- _To be done_
Copy the data below exactly, omitting any picture it contains.

[Data excerpts]
◆ ◆ ◆ ◆ ◆ ◆ ◆
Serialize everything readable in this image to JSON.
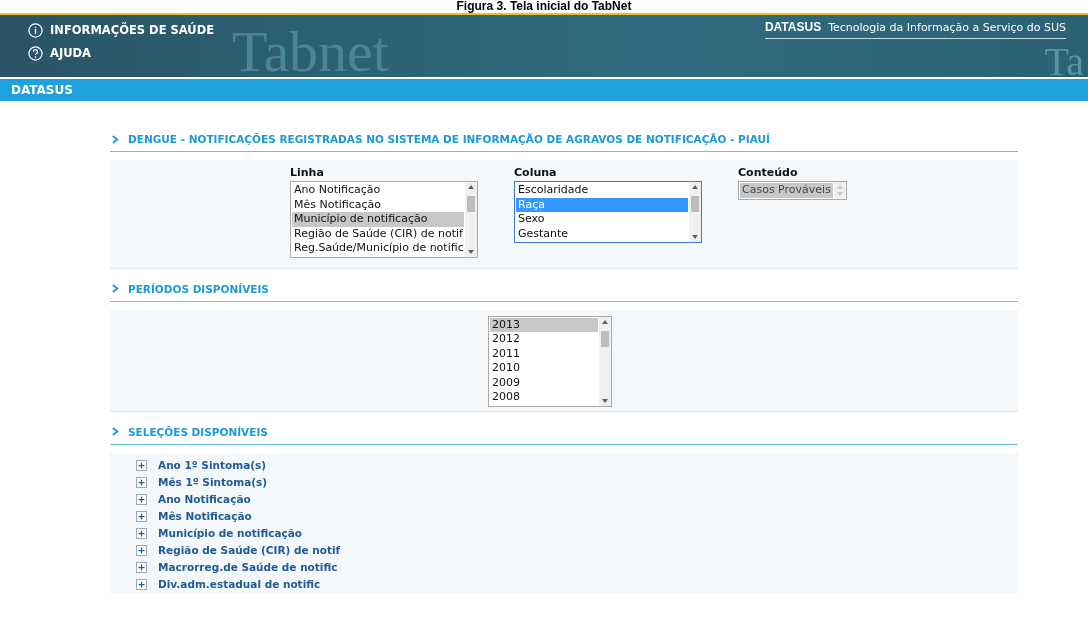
{
  "caption": "Figura 3. Tela inicial do TabNet",
  "header": {
    "menu": [
      {
        "kind": "info",
        "label": "INFORMAÇÕES DE SAÚDE"
      },
      {
        "kind": "help",
        "label": "AJUDA"
      }
    ],
    "logo_text": "Tabnet",
    "logo_text_right": "Ta",
    "brand": "DATASUS",
    "tagline": "Tecnologia da Informação a Serviço do SUS"
  },
  "nav_bar": {
    "label": "DATASUS"
  },
  "sections": [
    {
      "kind": "selects",
      "title": "DENGUE - NOTIFICAÇÕES REGISTRADAS NO SISTEMA DE INFORMAÇÃO DE AGRAVOS DE NOTIFICAÇÃO - PIAUÍ",
      "lists": [
        {
          "label": "Linha",
          "focused": false,
          "disabled": false,
          "items": [
            {
              "text": "Ano Notificação",
              "selected": false
            },
            {
              "text": "Mês Notificação",
              "selected": false
            },
            {
              "text": "Município de notificação",
              "selected": true
            },
            {
              "text": "Região de Saúde (CIR) de notif",
              "selected": false
            },
            {
              "text": "Reg.Saúde/Município de notific",
              "selected": false
            }
          ]
        },
        {
          "label": "Coluna",
          "focused": true,
          "disabled": false,
          "items": [
            {
              "text": "Escolaridade",
              "selected": false
            },
            {
              "text": "Raça",
              "selected": true
            },
            {
              "text": "Sexo",
              "selected": false
            },
            {
              "text": "Gestante",
              "selected": false
            }
          ]
        },
        {
          "label": "Conteúdo",
          "focused": false,
          "disabled": true,
          "items": [
            {
              "text": "Casos Prováveis",
              "selected": true
            }
          ]
        }
      ]
    },
    {
      "kind": "periods",
      "title": "PERÍODOS DISPONÍVEIS",
      "lists": [
        {
          "focused": false,
          "disabled": false,
          "items": [
            {
              "text": "2013",
              "selected": true
            },
            {
              "text": "2012",
              "selected": false
            },
            {
              "text": "2011",
              "selected": false
            },
            {
              "text": "2010",
              "selected": false
            },
            {
              "text": "2009",
              "selected": false
            },
            {
              "text": "2008",
              "selected": false
            }
          ]
        }
      ]
    },
    {
      "kind": "tree",
      "title": "SELEÇÕES DISPONÍVEIS",
      "items": [
        {
          "text": "Ano 1º Sintoma(s)",
          "expanded": false
        },
        {
          "text": "Mês 1º Sintoma(s)",
          "expanded": false
        },
        {
          "text": "Ano Notificação",
          "expanded": false
        },
        {
          "text": "Mês Notificação",
          "expanded": false
        },
        {
          "text": "Município de notificação",
          "expanded": false
        },
        {
          "text": "Região de Saúde (CIR) de notif",
          "expanded": false
        },
        {
          "text": "Macrorreg.de Saúde de notific",
          "expanded": false
        },
        {
          "text": "Div.adm.estadual de notific",
          "expanded": false
        }
      ]
    }
  ]
}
◆ ◆ ◆ ◆ ◆ ◆ ◆
- _Correct output_
Serialize everything readable in this image to JSON.
{
  "caption": "Figura 3. Tela inicial do TabNet",
  "header": {
    "menu": [
      {
        "kind": "info",
        "label": "INFORMAÇÕES DE SAÚDE"
      },
      {
        "kind": "help",
        "label": "AJUDA"
      }
    ],
    "logo_text": "Tabnet",
    "logo_text_right": "Ta",
    "brand": "DATASUS",
    "tagline": "Tecnologia da Informação a Serviço do SUS"
  },
  "nav_bar": {
    "label": "DATASUS"
  },
  "sections": [
    {
      "kind": "selects",
      "title": "DENGUE - NOTIFICAÇÕES REGISTRADAS NO SISTEMA DE INFORMAÇÃO DE AGRAVOS DE NOTIFICAÇÃO - PIAUÍ",
      "lists": [
        {
          "label": "Linha",
          "focused": false,
          "disabled": false,
          "items": [
            {
              "text": "Ano Notificação",
              "selected": false
            },
            {
              "text": "Mês Notificação",
              "selected": false
            },
            {
              "text": "Município de notificação",
              "selected": true
            },
            {
              "text": "Região de Saúde (CIR) de notif",
              "selected": false
            },
            {
              "text": "Reg.Saúde/Município de notific",
              "selected": false
            }
          ]
        },
        {
          "label": "Coluna",
          "focused": true,
          "disabled": false,
          "items": [
            {
              "text": "Escolaridade",
              "selected": false
            },
            {
              "text": "Raça",
              "selected": true
            },
            {
              "text": "Sexo",
              "selected": false
            },
            {
              "text": "Gestante",
              "selected": false
            }
          ]
        },
        {
          "label": "Conteúdo",
          "focused": false,
          "disabled": true,
          "items": [
            {
              "text": "Casos Prováveis",
              "selected": true
            }
          ]
        }
      ]
    },
    {
      "kind": "periods",
      "title": "PERÍODOS DISPONÍVEIS",
      "lists": [
        {
          "focused": false,
          "disabled": false,
          "items": [
            {
              "text": "2013",
              "selected": true
            },
            {
              "text": "2012",
              "selected": false
            },
            {
              "text": "2011",
              "selected": false
            },
            {
              "text": "2010",
              "selected": false
            },
            {
              "text": "2009",
              "selected": false
            },
            {
              "text": "2008",
              "selected": false
            }
          ]
        }
      ]
    },
    {
      "kind": "tree",
      "title": "SELEÇÕES DISPONÍVEIS",
      "items": [
        {
          "text": "Ano 1º Sintoma(s)",
          "expanded": false
        },
        {
          "text": "Mês 1º Sintoma(s)",
          "expanded": false
        },
        {
          "text": "Ano Notificação",
          "expanded": false
        },
        {
          "text": "Mês Notificação",
          "expanded": false
        },
        {
          "text": "Município de notificação",
          "expanded": false
        },
        {
          "text": "Região de Saúde (CIR) de notif",
          "expanded": false
        },
        {
          "text": "Macrorreg.de Saúde de notific",
          "expanded": false
        },
        {
          "text": "Div.adm.estadual de notific",
          "expanded": false
        }
      ]
    }
  ]
}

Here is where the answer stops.